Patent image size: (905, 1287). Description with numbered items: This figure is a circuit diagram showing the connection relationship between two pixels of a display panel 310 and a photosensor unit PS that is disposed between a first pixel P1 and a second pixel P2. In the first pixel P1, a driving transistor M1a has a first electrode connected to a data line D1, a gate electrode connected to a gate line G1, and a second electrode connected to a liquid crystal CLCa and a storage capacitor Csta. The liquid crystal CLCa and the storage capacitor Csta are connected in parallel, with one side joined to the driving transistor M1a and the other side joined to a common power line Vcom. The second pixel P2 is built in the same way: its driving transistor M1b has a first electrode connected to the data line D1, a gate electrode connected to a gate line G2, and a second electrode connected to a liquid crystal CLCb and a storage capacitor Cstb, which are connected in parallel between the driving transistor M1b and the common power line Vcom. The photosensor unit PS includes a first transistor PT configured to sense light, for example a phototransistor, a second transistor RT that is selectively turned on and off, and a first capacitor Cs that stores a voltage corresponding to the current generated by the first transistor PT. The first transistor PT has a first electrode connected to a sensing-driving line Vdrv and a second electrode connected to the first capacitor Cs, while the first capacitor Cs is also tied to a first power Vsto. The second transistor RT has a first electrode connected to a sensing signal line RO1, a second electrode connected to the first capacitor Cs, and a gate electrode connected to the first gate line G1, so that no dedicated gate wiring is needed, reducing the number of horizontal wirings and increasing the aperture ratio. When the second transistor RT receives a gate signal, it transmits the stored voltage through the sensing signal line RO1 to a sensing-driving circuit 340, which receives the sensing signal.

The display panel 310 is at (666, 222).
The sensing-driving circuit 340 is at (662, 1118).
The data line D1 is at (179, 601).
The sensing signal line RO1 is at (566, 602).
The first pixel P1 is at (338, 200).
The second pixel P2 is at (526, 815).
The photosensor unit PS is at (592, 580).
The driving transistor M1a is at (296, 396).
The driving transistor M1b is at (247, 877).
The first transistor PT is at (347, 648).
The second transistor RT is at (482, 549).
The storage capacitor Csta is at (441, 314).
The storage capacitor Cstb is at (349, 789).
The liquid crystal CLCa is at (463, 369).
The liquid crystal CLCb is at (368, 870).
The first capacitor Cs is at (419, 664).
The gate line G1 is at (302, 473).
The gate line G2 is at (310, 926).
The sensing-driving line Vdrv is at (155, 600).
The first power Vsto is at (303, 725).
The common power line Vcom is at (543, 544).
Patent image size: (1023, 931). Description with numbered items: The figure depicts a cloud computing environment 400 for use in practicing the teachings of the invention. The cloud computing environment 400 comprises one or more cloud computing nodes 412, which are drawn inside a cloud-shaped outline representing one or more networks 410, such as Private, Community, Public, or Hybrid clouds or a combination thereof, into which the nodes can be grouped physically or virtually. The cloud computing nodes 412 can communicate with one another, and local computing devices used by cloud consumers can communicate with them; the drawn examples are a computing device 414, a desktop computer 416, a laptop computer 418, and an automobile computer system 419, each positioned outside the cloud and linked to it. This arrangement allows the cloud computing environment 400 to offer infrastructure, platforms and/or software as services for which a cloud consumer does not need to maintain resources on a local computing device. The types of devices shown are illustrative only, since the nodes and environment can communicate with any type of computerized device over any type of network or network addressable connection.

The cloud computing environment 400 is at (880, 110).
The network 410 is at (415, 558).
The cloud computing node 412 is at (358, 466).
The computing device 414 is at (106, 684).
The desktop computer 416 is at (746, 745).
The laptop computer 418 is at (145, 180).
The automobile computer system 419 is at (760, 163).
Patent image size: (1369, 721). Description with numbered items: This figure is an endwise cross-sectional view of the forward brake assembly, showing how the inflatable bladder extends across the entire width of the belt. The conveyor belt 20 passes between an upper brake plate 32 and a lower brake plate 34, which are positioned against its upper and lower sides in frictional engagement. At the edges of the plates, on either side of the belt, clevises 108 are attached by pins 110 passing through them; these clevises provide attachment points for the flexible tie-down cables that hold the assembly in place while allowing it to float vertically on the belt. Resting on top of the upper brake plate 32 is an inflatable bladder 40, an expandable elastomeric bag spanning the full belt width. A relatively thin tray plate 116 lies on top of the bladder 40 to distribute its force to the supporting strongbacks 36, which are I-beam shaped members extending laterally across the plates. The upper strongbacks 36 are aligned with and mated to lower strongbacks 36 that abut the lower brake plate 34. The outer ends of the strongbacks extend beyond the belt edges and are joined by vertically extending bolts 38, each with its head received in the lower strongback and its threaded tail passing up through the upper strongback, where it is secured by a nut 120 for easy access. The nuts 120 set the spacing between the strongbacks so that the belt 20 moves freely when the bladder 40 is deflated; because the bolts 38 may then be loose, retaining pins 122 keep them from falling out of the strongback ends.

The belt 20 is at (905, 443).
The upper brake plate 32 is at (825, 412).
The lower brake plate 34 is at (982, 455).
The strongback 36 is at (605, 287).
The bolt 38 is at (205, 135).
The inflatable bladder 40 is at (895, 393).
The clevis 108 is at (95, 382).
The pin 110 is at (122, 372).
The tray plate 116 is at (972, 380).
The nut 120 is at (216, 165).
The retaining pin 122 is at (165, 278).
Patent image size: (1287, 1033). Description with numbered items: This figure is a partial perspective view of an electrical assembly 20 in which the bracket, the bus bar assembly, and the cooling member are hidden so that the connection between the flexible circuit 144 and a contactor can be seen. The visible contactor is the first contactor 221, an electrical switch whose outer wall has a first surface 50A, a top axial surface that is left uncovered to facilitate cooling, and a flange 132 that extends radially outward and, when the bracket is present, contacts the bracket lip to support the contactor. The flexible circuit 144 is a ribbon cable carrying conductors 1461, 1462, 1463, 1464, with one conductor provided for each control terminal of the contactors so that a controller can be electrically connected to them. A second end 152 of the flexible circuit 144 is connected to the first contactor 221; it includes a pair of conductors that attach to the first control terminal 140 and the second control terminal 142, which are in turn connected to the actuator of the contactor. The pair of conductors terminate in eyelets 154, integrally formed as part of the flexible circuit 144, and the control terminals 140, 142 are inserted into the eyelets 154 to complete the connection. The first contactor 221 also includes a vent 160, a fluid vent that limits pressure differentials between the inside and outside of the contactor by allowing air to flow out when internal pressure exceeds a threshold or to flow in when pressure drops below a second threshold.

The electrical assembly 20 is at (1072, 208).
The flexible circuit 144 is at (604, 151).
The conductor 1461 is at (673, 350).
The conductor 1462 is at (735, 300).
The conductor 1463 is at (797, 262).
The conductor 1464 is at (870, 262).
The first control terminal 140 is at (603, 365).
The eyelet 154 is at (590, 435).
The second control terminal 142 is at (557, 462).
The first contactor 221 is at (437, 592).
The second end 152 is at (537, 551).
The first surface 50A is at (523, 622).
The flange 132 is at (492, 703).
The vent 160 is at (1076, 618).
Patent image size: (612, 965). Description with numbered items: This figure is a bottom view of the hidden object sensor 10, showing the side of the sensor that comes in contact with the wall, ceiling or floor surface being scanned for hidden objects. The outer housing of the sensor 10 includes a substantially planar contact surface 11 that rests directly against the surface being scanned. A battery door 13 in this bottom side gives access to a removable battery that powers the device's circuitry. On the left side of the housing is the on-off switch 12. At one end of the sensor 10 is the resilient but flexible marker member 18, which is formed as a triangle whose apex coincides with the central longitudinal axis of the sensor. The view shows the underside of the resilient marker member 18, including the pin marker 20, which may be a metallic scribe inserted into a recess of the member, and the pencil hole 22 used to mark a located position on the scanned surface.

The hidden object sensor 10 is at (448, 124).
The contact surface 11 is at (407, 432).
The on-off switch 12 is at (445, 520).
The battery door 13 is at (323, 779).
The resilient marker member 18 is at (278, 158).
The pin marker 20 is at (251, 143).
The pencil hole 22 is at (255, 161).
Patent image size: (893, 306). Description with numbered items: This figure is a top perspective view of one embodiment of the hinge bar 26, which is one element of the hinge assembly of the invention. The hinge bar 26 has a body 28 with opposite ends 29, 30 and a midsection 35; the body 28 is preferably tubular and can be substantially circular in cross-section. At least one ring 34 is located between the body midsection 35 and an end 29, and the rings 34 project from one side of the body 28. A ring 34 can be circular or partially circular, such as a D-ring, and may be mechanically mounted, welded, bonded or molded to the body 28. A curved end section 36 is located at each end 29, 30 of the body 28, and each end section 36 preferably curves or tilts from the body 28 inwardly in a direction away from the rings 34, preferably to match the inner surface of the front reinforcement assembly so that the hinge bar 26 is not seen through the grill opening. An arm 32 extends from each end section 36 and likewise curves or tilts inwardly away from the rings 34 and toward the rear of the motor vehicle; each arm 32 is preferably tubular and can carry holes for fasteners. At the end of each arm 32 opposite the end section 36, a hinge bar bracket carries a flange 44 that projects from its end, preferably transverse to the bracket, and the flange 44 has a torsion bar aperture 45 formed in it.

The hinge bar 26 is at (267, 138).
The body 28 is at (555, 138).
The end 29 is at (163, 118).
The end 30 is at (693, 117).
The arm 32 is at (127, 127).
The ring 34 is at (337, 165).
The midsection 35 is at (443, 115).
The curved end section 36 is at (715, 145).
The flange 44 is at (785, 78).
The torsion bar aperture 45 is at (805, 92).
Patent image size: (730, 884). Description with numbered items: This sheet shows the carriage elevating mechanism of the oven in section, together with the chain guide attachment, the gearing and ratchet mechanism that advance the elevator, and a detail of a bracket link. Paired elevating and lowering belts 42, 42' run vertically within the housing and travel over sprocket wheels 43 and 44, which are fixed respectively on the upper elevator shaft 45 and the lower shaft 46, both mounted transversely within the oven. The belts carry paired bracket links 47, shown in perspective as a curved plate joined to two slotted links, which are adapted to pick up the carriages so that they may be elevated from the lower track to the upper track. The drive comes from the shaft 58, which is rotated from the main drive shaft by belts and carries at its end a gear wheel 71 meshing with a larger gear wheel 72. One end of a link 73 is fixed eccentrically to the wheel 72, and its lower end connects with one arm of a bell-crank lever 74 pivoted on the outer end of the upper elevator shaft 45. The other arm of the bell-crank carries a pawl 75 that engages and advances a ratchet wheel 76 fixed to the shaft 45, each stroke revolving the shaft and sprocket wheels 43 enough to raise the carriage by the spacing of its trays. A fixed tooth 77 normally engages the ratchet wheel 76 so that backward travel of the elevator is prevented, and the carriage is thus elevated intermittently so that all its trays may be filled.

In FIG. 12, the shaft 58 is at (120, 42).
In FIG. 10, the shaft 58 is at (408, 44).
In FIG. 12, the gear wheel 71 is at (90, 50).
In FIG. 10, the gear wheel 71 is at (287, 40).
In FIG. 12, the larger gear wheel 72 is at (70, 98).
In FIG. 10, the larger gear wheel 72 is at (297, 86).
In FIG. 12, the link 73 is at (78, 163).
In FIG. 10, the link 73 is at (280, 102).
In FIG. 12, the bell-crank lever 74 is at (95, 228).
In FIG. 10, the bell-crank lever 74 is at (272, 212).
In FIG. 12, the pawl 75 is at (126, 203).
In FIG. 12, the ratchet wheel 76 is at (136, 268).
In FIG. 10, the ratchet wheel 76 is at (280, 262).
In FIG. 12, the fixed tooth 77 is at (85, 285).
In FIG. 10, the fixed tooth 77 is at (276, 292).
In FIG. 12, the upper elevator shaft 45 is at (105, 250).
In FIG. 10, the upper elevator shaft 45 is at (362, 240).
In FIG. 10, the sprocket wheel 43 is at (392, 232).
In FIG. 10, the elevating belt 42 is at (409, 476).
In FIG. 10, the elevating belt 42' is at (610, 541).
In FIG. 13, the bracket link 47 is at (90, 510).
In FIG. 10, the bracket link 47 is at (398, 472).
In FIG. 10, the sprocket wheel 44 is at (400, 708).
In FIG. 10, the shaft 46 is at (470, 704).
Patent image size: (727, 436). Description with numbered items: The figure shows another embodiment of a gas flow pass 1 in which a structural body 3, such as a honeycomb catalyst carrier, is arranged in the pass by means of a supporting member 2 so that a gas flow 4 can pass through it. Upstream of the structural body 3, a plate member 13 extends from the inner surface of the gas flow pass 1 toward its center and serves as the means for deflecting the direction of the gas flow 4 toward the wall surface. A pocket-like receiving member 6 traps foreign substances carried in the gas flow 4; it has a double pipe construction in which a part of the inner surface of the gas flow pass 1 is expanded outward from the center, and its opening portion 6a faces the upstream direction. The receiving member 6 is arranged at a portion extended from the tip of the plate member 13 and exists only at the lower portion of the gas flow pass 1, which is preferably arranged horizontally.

## Challenge
Render the records starting at the line containing "Patent image size: (1369, 721)." and ending at the line containing "The belt 20 is at (905, 443)." as a Markdown table with the columns Row and Text, omitting blank lines.

## Complete response
| Row | Text |
|---|---|
| 1 | Patent image size: (1369, 721). Description with numbered items: This figure is an endwise cross-sectional view of the forward brake assembly, showing how the inflatable bladder extends across the entire width of the belt. The conveyor belt 20 passes between an upper brake plate 32 and a lower brake plate 34, which are positioned against its upper and lower sides in frictional engagement. At the edges of the plates, on either side of the belt, clevises 108 are attached by pins 110 passing through them; these clevises provide attachment points for the flexible tie-down cables that hold the assembly in place while allowing it to float vertically on the belt. Resting on top of the upper brake plate 32 is an inflatable bladder 40, an expandable elastomeric bag spanning the full belt width. A relatively thin tray plate 116 lies on top of the bladder 40 to distribute its force to the supporting strongbacks 36, which are I-beam shaped members extending laterally across the plates. The upper strongbacks 36 are aligned with and mated to lower strongbacks 36 that abut the lower brake plate 34. The outer ends of the strongbacks extend beyond the belt edges and are joined by vertically extending bolts 38, each with its head received in the lower strongback and its threaded tail passing up through the upper strongback, where it is secured by a nut 120 for easy access. The nuts 120 set the spacing between the strongbacks so that the belt 20 moves freely when the bladder 40 is deflated; because the bolts 38 may then be loose, retaining pins 122 keep them from falling out of the strongback ends. |
| 2 | The belt 20 is at (905, 443). |